EXERCISE GOAL: Without altering anything, output the material below.

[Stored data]
━━━━━━━━━━

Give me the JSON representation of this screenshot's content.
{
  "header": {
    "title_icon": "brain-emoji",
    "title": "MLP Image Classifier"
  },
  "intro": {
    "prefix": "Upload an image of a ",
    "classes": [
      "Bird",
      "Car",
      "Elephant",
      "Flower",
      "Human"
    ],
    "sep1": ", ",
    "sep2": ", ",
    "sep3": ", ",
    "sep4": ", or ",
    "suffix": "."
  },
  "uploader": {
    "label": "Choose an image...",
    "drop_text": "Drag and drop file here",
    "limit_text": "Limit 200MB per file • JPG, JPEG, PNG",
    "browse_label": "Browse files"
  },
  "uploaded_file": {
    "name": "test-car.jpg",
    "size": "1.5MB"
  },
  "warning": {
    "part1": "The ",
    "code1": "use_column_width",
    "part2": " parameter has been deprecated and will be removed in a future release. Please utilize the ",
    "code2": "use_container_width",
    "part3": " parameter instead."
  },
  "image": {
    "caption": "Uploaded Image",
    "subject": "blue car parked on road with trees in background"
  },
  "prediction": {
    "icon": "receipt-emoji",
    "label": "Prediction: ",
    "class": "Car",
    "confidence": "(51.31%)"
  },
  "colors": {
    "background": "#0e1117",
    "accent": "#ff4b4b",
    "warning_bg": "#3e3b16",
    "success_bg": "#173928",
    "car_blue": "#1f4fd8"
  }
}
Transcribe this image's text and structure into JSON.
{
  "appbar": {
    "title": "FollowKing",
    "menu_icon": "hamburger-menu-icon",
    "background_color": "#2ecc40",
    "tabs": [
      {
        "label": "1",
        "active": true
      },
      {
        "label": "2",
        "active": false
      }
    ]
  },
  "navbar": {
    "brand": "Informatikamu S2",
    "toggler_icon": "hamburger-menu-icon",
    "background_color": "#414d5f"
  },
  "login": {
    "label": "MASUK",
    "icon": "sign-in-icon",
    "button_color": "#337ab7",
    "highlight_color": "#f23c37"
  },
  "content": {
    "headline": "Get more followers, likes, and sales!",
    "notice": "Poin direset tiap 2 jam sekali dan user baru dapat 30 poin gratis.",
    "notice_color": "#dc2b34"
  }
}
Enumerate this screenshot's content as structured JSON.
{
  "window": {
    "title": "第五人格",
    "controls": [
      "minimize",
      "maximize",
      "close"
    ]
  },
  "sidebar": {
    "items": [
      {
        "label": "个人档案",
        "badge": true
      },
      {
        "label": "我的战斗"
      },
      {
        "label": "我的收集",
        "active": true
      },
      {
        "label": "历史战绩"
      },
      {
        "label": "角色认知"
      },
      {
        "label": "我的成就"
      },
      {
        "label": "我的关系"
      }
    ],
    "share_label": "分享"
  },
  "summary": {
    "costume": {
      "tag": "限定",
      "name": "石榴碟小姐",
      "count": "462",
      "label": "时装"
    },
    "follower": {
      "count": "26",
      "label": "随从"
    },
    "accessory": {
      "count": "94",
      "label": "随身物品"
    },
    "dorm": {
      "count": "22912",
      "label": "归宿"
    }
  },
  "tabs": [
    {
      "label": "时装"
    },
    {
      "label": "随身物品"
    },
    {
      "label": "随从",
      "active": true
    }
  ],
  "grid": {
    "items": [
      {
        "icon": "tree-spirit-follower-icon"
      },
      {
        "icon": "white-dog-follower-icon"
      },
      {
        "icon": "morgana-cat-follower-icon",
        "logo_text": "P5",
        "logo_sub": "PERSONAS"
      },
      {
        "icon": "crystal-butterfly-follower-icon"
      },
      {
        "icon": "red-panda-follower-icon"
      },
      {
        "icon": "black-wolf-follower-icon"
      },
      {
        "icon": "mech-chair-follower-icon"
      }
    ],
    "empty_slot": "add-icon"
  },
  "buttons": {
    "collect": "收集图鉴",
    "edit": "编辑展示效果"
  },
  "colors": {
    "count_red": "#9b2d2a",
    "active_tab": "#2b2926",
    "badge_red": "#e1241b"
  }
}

━━━━━━━━━━

FINAL ANSWER:
Give me the JSON representation of this screenshot's content.
{
  "header": {
    "title_icon": "brain-emoji",
    "title": "MLP Image Classifier"
  },
  "intro": {
    "prefix": "Upload an image of a ",
    "classes": [
      "Bird",
      "Car",
      "Elephant",
      "Flower",
      "Human"
    ],
    "sep1": ", ",
    "sep2": ", ",
    "sep3": ", ",
    "sep4": ", or ",
    "suffix": "."
  },
  "uploader": {
    "label": "Choose an image...",
    "drop_text": "Drag and drop file here",
    "limit_text": "Limit 200MB per file • JPG, JPEG, PNG",
    "browse_label": "Browse files"
  },
  "uploaded_file": {
    "name": "test-car.jpg",
    "size": "1.5MB"
  },
  "warning": {
    "part1": "The ",
    "code1": "use_column_width",
    "part2": " parameter has been deprecated and will be removed in a future release. Please utilize the ",
    "code2": "use_container_width",
    "part3": " parameter instead."
  },
  "image": {
    "caption": "Uploaded Image",
    "subject": "blue car parked on road with trees in background"
  },
  "prediction": {
    "icon": "receipt-emoji",
    "label": "Prediction: ",
    "class": "Car",
    "confidence": "(51.31%)"
  },
  "colors": {
    "background": "#0e1117",
    "accent": "#ff4b4b",
    "warning_bg": "#3e3b16",
    "success_bg": "#173928",
    "car_blue": "#1f4fd8"
  }
}
Transcribe this image's text and structure into JSON.
{
  "appbar": {
    "title": "FollowKing",
    "menu_icon": "hamburger-menu-icon",
    "background_color": "#2ecc40",
    "tabs": [
      {
        "label": "1",
        "active": true
      },
      {
        "label": "2",
        "active": false
      }
    ]
  },
  "navbar": {
    "brand": "Informatikamu S2",
    "toggler_icon": "hamburger-menu-icon",
    "background_color": "#414d5f"
  },
  "login": {
    "label": "MASUK",
    "icon": "sign-in-icon",
    "button_color": "#337ab7",
    "highlight_color": "#f23c37"
  },
  "content": {
    "headline": "Get more followers, likes, and sales!",
    "notice": "Poin direset tiap 2 jam sekali dan user baru dapat 30 poin gratis.",
    "notice_color": "#dc2b34"
  }
}
Enumerate this screenshot's content as structured JSON.
{
  "window": {
    "title": "第五人格",
    "controls": [
      "minimize",
      "maximize",
      "close"
    ]
  },
  "sidebar": {
    "items": [
      {
        "label": "个人档案",
        "badge": true
      },
      {
        "label": "我的战斗"
      },
      {
        "label": "我的收集",
        "active": true
      },
      {
        "label": "历史战绩"
      },
      {
        "label": "角色认知"
      },
      {
        "label": "我的成就"
      },
      {
        "label": "我的关系"
      }
    ],
    "share_label": "分享"
  },
  "summary": {
    "costume": {
      "tag": "限定",
      "name": "石榴碟小姐",
      "count": "462",
      "label": "时装"
    },
    "follower": {
      "count": "26",
      "label": "随从"
    },
    "accessory": {
      "count": "94",
      "label": "随身物品"
    },
    "dorm": {
      "count": "22912",
      "label": "归宿"
    }
  },
  "tabs": [
    {
      "label": "时装"
    },
    {
      "label": "随身物品"
    },
    {
      "label": "随从",
      "active": true
    }
  ],
  "grid": {
    "items": [
      {
        "icon": "tree-spirit-follower-icon"
      },
      {
        "icon": "white-dog-follower-icon"
      },
      {
        "icon": "morgana-cat-follower-icon",
        "logo_text": "P5",
        "logo_sub": "PERSONAS"
      },
      {
        "icon": "crystal-butterfly-follower-icon"
      },
      {
        "icon": "red-panda-follower-icon"
      },
      {
        "icon": "black-wolf-follower-icon"
      },
      {
        "icon": "mech-chair-follower-icon"
      }
    ],
    "empty_slot": "add-icon"
  },
  "buttons": {
    "collect": "收集图鉴",
    "edit": "编辑展示效果"
  },
  "colors": {
    "count_red": "#9b2d2a",
    "active_tab": "#2b2926",
    "badge_red": "#e1241b"
  }
}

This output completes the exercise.